_Instructions for the task:_ Each entry that follows should be written again verbatim.

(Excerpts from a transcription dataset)
=-=-=

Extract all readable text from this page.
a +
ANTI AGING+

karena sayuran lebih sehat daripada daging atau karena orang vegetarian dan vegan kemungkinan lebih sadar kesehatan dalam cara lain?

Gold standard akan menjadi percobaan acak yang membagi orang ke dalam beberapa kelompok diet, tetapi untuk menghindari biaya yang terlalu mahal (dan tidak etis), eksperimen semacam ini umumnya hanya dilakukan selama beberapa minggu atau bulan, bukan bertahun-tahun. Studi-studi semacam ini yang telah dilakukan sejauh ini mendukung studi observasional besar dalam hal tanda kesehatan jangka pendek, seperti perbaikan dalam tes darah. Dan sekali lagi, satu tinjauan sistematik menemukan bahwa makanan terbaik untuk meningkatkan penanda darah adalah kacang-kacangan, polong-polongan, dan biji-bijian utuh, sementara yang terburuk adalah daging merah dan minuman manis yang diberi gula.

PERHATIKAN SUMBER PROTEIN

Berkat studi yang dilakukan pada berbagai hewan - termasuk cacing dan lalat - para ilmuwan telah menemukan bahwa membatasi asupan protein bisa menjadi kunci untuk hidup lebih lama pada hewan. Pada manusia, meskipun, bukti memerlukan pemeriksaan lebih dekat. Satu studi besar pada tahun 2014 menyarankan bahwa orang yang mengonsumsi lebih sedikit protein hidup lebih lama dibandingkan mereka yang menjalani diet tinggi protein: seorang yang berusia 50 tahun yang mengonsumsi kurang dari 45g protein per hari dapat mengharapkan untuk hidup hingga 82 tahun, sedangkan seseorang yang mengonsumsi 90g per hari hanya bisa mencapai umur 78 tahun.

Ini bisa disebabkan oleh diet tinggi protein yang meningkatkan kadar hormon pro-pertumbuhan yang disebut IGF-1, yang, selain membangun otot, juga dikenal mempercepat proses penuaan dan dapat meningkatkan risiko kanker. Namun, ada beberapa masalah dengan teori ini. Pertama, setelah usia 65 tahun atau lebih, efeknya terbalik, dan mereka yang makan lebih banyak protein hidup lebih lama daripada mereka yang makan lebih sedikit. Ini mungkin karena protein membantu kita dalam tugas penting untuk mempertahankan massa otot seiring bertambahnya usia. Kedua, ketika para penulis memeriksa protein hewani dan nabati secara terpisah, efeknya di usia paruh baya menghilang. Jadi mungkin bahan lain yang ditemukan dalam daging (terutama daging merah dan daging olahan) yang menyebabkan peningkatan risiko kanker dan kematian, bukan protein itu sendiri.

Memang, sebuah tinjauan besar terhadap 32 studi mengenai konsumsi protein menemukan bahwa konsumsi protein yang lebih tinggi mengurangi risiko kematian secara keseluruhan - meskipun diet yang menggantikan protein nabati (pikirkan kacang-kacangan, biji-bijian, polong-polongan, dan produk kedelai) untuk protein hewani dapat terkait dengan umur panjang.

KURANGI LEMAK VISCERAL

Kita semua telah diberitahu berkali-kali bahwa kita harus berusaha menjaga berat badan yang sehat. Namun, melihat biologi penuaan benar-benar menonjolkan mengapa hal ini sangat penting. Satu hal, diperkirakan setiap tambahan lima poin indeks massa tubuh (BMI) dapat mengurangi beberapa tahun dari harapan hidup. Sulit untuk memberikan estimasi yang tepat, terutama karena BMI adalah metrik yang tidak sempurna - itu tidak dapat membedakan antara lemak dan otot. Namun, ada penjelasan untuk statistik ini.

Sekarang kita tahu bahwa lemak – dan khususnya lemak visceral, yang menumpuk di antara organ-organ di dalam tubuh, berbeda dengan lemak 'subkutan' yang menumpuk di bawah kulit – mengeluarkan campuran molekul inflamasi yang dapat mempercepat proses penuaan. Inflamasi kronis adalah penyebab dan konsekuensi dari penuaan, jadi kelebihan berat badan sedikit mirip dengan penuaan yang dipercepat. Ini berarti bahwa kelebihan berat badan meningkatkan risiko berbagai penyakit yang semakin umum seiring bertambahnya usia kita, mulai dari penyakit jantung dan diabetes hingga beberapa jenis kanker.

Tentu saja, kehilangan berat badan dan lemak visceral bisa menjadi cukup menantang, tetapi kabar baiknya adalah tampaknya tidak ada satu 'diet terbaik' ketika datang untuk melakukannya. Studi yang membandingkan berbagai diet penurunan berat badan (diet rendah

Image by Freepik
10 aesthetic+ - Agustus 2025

=-=-=

_Exercise solution:_
Extract all readable text from this page.
a +
ANTI AGING+

karena sayuran lebih sehat daripada daging atau karena orang vegetarian dan vegan kemungkinan lebih sadar kesehatan dalam cara lain?

Gold standard akan menjadi percobaan acak yang membagi orang ke dalam beberapa kelompok diet, tetapi untuk menghindari biaya yang terlalu mahal (dan tidak etis), eksperimen semacam ini umumnya hanya dilakukan selama beberapa minggu atau bulan, bukan bertahun-tahun. Studi-studi semacam ini yang telah dilakukan sejauh ini mendukung studi observasional besar dalam hal tanda kesehatan jangka pendek, seperti perbaikan dalam tes darah. Dan sekali lagi, satu tinjauan sistematik menemukan bahwa makanan terbaik untuk meningkatkan penanda darah adalah kacang-kacangan, polong-polongan, dan biji-bijian utuh, sementara yang terburuk adalah daging merah dan minuman manis yang diberi gula.

PERHATIKAN SUMBER PROTEIN

Berkat studi yang dilakukan pada berbagai hewan - termasuk cacing dan lalat - para ilmuwan telah menemukan bahwa membatasi asupan protein bisa menjadi kunci untuk hidup lebih lama pada hewan. Pada manusia, meskipun, bukti memerlukan pemeriksaan lebih dekat. Satu studi besar pada tahun 2014 menyarankan bahwa orang yang mengonsumsi lebih sedikit protein hidup lebih lama dibandingkan mereka yang menjalani diet tinggi protein: seorang yang berusia 50 tahun yang mengonsumsi kurang dari 45g protein per hari dapat mengharapkan untuk hidup hingga 82 tahun, sedangkan seseorang yang mengonsumsi 90g per hari hanya bisa mencapai umur 78 tahun.

Ini bisa disebabkan oleh diet tinggi protein yang meningkatkan kadar hormon pro-pertumbuhan yang disebut IGF-1, yang, selain membangun otot, juga dikenal mempercepat proses penuaan dan dapat meningkatkan risiko kanker. Namun, ada beberapa masalah dengan teori ini. Pertama, setelah usia 65 tahun atau lebih, efeknya terbalik, dan mereka yang makan lebih banyak protein hidup lebih lama daripada mereka yang makan lebih sedikit. Ini mungkin karena protein membantu kita dalam tugas penting untuk mempertahankan massa otot seiring bertambahnya usia. Kedua, ketika para penulis memeriksa protein hewani dan nabati secara terpisah, efeknya di usia paruh baya menghilang. Jadi mungkin bahan lain yang ditemukan dalam daging (terutama daging merah dan daging olahan) yang menyebabkan peningkatan risiko kanker dan kematian, bukan protein itu sendiri.

Memang, sebuah tinjauan besar terhadap 32 studi mengenai konsumsi protein menemukan bahwa konsumsi protein yang lebih tinggi mengurangi risiko kematian secara keseluruhan - meskipun diet yang menggantikan protein nabati (pikirkan kacang-kacangan, biji-bijian, polong-polongan, dan produk kedelai) untuk protein hewani dapat terkait dengan umur panjang.

KURANGI LEMAK VISCERAL

Kita semua telah diberitahu berkali-kali bahwa kita harus berusaha menjaga berat badan yang sehat. Namun, melihat biologi penuaan benar-benar menonjolkan mengapa hal ini sangat penting. Satu hal, diperkirakan setiap tambahan lima poin indeks massa tubuh (BMI) dapat mengurangi beberapa tahun dari harapan hidup. Sulit untuk memberikan estimasi yang tepat, terutama karena BMI adalah metrik yang tidak sempurna - itu tidak dapat membedakan antara lemak dan otot. Namun, ada penjelasan untuk statistik ini.

Sekarang kita tahu bahwa lemak – dan khususnya lemak visceral, yang menumpuk di antara organ-organ di dalam tubuh, berbeda dengan lemak 'subkutan' yang menumpuk di bawah kulit – mengeluarkan campuran molekul inflamasi yang dapat mempercepat proses penuaan. Inflamasi kronis adalah penyebab dan konsekuensi dari penuaan, jadi kelebihan berat badan sedikit mirip dengan penuaan yang dipercepat. Ini berarti bahwa kelebihan berat badan meningkatkan risiko berbagai penyakit yang semakin umum seiring bertambahnya usia kita, mulai dari penyakit jantung dan diabetes hingga beberapa jenis kanker.

Tentu saja, kehilangan berat badan dan lemak visceral bisa menjadi cukup menantang, tetapi kabar baiknya adalah tampaknya tidak ada satu 'diet terbaik' ketika datang untuk melakukannya. Studi yang membandingkan berbagai diet penurunan berat badan (diet rendah

Image by Freepik
10 aesthetic+ - Agustus 2025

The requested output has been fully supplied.